● Exercise
Say how many lines contain the word "前如外者" and give no other text.

● Dataset content
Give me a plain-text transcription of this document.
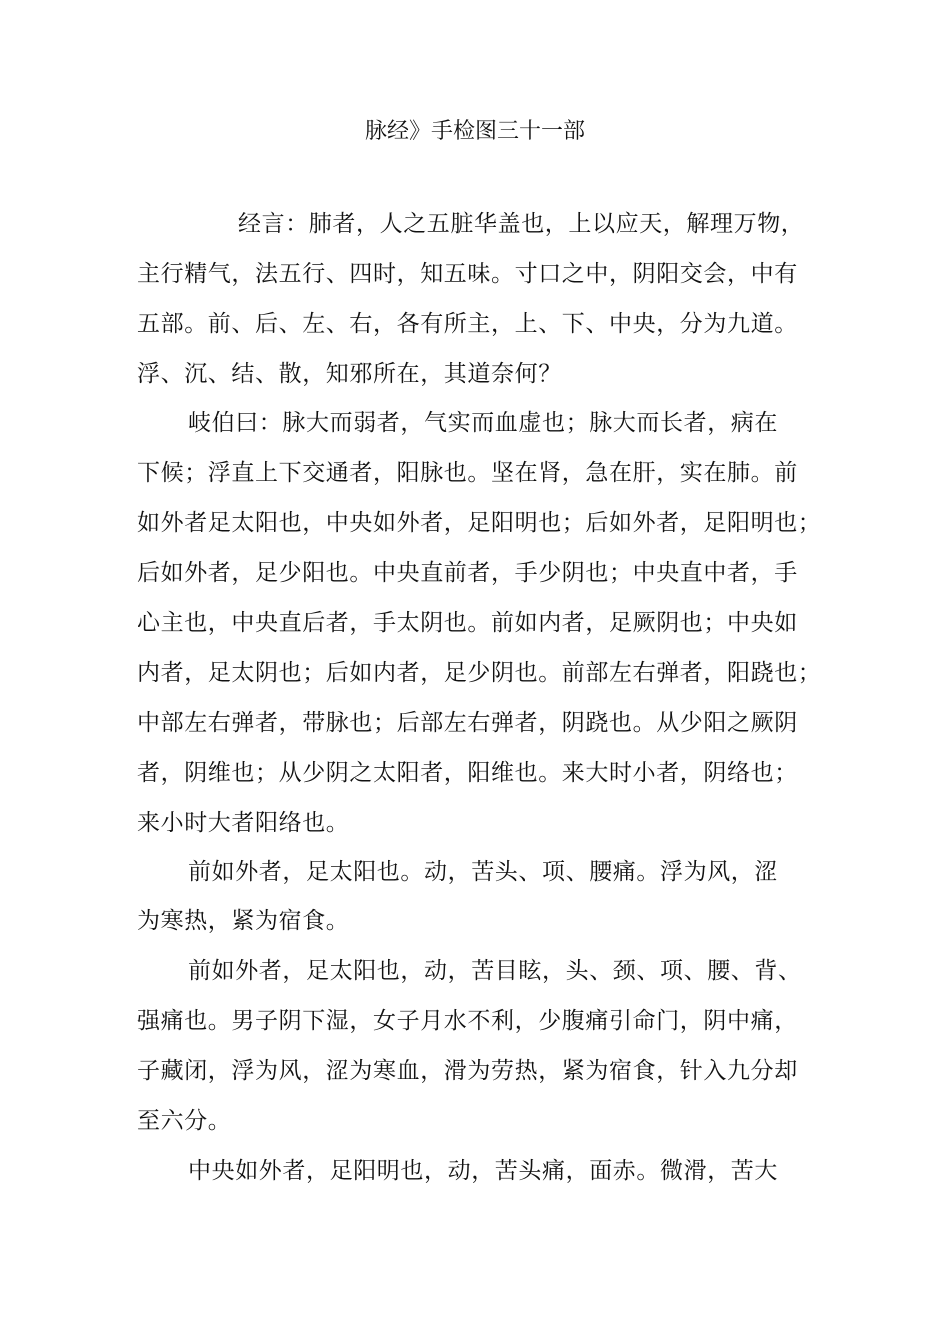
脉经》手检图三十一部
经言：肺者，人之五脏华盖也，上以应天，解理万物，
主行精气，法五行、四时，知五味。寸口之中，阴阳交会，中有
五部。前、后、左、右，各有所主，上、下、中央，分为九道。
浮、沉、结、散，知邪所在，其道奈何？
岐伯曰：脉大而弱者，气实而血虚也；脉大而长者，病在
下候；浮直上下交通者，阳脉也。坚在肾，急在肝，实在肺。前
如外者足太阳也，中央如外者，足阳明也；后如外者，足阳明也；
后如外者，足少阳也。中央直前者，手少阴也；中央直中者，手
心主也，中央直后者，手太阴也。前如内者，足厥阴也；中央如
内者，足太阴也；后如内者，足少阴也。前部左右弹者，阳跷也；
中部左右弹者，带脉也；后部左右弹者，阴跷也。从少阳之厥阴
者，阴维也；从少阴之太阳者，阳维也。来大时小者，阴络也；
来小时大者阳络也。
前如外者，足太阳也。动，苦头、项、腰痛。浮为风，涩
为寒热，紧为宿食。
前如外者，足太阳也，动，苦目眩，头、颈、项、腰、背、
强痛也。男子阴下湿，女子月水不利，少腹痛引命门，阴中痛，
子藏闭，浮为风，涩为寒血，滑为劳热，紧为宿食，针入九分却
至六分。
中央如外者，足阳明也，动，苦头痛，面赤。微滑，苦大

* * *

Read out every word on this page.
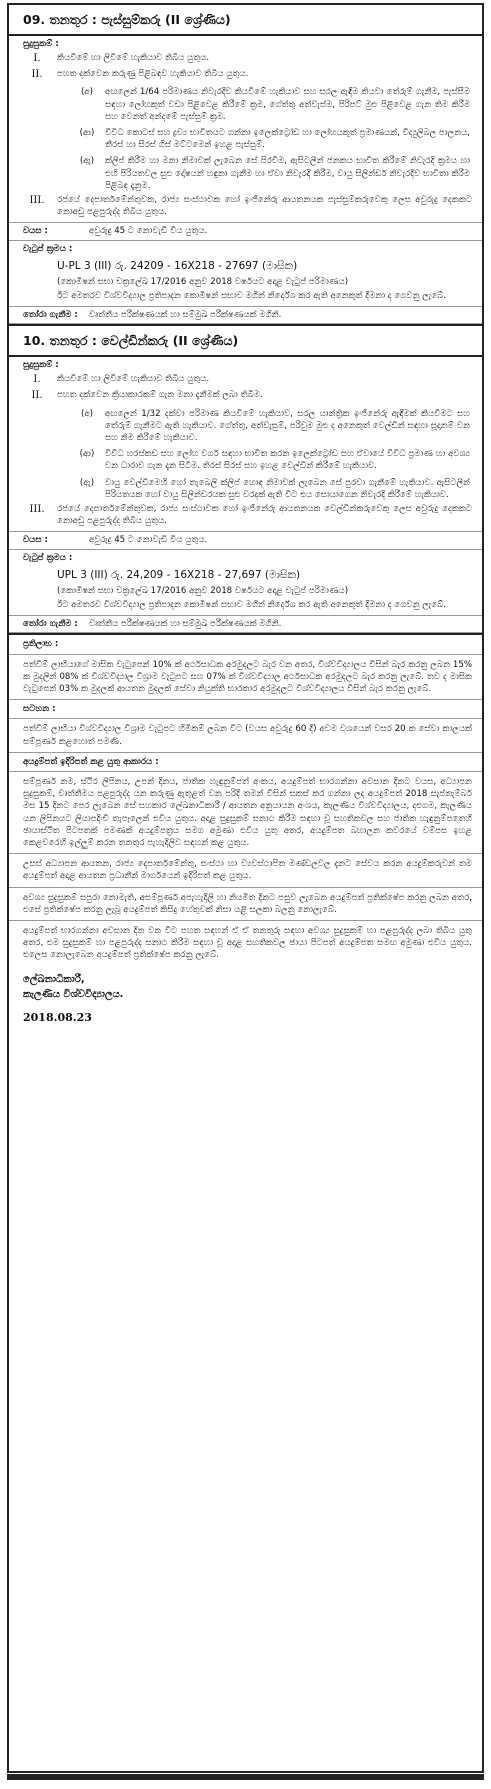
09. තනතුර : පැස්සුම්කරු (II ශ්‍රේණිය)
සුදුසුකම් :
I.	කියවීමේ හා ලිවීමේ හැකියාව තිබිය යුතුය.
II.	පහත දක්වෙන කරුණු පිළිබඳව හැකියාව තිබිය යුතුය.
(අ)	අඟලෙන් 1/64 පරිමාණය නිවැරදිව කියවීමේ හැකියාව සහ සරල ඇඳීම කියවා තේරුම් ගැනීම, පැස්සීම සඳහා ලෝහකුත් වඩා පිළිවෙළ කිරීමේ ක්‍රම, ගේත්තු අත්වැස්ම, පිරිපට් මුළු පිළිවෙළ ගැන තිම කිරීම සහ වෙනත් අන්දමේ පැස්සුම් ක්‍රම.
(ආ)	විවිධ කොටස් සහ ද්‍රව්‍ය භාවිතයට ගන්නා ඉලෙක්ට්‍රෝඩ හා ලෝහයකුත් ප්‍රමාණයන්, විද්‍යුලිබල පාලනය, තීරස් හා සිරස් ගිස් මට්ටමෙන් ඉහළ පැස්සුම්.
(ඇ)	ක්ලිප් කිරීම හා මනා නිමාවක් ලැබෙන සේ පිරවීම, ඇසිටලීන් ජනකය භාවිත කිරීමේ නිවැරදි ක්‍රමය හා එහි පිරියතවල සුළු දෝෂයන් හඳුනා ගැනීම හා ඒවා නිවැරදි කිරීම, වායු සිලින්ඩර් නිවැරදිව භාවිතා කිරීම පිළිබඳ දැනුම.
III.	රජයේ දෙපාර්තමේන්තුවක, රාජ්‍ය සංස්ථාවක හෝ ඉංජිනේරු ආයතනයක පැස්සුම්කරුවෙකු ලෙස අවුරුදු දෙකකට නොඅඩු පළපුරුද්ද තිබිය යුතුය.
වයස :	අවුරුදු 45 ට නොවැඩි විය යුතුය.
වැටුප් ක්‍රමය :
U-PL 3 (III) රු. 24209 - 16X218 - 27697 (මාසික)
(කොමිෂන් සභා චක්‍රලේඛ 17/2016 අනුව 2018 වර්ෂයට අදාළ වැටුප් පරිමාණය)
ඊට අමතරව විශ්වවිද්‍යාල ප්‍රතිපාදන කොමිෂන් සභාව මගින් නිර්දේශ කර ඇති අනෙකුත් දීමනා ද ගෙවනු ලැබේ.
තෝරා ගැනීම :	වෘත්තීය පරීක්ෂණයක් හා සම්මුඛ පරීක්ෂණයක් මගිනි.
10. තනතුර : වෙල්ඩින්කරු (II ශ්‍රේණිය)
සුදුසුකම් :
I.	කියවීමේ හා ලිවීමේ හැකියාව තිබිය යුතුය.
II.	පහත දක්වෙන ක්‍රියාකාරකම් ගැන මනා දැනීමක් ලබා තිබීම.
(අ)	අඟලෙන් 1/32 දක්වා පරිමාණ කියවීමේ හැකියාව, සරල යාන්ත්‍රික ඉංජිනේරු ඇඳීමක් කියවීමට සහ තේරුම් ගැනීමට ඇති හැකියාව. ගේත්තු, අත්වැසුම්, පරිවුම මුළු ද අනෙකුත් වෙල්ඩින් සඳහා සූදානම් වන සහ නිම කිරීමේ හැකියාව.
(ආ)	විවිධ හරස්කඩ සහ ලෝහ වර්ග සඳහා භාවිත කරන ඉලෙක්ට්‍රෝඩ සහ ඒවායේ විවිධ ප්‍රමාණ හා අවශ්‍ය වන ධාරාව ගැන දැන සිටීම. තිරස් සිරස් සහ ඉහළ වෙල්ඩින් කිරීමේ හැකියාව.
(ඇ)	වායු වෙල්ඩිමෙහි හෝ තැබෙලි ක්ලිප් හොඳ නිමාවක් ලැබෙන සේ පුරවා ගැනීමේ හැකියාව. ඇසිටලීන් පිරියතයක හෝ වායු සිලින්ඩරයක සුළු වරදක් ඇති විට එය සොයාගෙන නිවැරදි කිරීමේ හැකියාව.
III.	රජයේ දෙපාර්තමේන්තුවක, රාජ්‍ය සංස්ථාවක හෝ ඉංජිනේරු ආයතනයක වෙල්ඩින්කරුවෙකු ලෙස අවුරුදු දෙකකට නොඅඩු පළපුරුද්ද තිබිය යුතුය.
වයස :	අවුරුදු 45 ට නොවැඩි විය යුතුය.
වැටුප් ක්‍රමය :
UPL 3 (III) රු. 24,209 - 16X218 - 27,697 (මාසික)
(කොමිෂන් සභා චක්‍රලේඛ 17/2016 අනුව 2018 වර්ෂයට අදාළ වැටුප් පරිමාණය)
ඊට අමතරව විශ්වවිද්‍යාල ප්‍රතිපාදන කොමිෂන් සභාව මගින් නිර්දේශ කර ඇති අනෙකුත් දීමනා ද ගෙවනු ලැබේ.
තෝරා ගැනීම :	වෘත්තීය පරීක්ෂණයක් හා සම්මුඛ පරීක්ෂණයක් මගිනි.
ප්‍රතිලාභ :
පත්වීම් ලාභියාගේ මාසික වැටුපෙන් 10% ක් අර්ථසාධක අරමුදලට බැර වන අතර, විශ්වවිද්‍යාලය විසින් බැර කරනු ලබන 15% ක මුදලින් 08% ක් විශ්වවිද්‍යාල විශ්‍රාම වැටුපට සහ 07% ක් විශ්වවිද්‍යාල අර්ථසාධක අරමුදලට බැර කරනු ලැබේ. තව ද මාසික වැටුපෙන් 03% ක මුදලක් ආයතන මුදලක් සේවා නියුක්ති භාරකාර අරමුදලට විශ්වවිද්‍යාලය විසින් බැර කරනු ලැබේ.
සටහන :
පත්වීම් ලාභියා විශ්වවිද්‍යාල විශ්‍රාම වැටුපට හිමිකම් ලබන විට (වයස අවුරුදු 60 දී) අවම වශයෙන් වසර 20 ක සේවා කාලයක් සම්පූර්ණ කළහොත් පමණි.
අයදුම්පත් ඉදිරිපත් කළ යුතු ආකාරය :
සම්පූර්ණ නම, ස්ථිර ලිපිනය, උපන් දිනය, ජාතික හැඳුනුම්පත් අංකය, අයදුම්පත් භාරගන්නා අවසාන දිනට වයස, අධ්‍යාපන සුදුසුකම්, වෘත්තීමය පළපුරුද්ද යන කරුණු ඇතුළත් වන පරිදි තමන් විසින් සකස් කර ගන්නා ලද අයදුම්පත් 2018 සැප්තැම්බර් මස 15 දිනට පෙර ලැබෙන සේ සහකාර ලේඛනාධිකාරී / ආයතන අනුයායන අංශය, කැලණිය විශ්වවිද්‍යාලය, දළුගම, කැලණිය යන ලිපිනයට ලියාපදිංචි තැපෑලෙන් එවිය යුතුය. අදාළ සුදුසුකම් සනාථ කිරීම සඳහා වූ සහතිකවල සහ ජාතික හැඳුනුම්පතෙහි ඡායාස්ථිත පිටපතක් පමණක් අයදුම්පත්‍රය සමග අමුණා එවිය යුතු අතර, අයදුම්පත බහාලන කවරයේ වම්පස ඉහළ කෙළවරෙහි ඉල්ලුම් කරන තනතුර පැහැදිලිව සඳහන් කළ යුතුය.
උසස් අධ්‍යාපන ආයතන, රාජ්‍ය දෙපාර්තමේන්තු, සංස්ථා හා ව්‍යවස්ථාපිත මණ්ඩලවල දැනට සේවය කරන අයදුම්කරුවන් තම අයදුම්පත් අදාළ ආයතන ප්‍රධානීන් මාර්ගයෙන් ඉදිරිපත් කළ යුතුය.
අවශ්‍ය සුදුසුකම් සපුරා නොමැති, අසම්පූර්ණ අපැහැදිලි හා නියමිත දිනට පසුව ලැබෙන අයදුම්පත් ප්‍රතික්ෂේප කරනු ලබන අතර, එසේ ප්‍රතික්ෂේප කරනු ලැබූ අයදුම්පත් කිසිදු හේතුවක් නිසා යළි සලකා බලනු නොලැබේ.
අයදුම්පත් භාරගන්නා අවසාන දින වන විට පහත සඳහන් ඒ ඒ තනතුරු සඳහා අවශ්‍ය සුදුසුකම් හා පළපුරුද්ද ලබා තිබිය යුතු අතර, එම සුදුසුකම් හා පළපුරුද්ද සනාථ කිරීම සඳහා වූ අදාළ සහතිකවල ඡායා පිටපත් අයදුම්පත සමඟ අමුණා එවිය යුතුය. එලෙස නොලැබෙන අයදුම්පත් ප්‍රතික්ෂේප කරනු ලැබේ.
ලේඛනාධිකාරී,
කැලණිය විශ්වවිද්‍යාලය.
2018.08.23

* * *

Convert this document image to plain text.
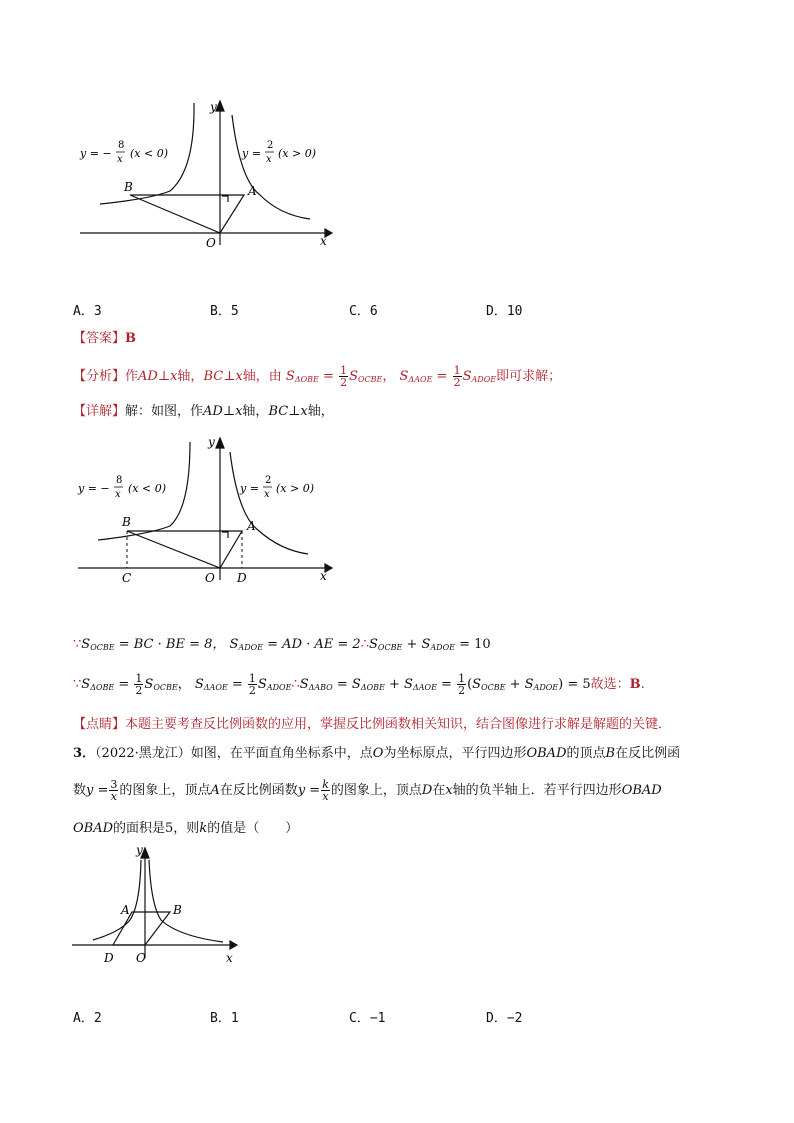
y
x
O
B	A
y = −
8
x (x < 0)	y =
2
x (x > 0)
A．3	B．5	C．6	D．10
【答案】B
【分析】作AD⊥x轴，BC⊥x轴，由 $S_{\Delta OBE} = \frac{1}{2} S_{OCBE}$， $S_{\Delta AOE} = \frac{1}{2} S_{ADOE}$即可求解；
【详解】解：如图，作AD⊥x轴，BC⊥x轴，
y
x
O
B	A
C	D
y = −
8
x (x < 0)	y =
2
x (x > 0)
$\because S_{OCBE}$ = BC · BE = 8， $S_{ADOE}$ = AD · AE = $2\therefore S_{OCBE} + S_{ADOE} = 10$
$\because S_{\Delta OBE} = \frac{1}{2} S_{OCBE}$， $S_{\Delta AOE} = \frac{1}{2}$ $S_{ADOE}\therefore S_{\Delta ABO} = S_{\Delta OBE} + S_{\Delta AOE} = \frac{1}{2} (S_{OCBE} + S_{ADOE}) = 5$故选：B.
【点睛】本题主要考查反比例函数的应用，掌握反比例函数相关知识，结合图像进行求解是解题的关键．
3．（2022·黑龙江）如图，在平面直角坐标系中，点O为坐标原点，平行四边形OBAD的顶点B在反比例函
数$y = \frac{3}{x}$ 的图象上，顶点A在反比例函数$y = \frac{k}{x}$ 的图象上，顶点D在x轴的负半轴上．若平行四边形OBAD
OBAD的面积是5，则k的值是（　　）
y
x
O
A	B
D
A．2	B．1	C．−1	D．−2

● Task answer
2